WRITTEN INSTRUCTION =>
Every record must be repeated exactly, with no omission.

===== DATA SHOWN

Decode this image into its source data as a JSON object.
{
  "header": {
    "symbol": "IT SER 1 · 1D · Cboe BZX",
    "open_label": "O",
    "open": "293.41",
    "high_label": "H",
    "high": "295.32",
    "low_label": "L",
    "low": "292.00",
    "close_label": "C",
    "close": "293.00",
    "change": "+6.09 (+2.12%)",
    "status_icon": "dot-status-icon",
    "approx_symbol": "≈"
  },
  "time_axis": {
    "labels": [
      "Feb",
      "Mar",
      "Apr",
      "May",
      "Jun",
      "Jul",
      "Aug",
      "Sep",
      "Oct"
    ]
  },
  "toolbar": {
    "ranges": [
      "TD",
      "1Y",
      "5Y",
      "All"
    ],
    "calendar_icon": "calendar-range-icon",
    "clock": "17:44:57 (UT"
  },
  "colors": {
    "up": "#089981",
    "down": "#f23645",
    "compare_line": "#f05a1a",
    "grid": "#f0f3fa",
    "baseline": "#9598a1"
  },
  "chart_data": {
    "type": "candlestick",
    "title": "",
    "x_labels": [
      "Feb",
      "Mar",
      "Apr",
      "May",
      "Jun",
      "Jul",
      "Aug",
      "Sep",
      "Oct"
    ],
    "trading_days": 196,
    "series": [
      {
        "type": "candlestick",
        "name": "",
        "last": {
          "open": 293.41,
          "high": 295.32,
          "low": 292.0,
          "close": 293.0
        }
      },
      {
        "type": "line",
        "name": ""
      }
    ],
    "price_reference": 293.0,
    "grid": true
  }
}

==========

SOLUTION TO THE PROBLEM =>
Decode this image into its source data as a JSON object.
{
  "header": {
    "symbol": "IT SER 1 · 1D · Cboe BZX",
    "open_label": "O",
    "open": "293.41",
    "high_label": "H",
    "high": "295.32",
    "low_label": "L",
    "low": "292.00",
    "close_label": "C",
    "close": "293.00",
    "change": "+6.09 (+2.12%)",
    "status_icon": "dot-status-icon",
    "approx_symbol": "≈"
  },
  "time_axis": {
    "labels": [
      "Feb",
      "Mar",
      "Apr",
      "May",
      "Jun",
      "Jul",
      "Aug",
      "Sep",
      "Oct"
    ]
  },
  "toolbar": {
    "ranges": [
      "TD",
      "1Y",
      "5Y",
      "All"
    ],
    "calendar_icon": "calendar-range-icon",
    "clock": "17:44:57 (UT"
  },
  "colors": {
    "up": "#089981",
    "down": "#f23645",
    "compare_line": "#f05a1a",
    "grid": "#f0f3fa",
    "baseline": "#9598a1"
  },
  "chart_data": {
    "type": "candlestick",
    "title": "",
    "x_labels": [
      "Feb",
      "Mar",
      "Apr",
      "May",
      "Jun",
      "Jul",
      "Aug",
      "Sep",
      "Oct"
    ],
    "trading_days": 196,
    "series": [
      {
        "type": "candlestick",
        "name": "",
        "last": {
          "open": 293.41,
          "high": 295.32,
          "low": 292.0,
          "close": 293.0
        }
      },
      {
        "type": "line",
        "name": ""
      }
    ],
    "price_reference": 293.0,
    "grid": true
  }
}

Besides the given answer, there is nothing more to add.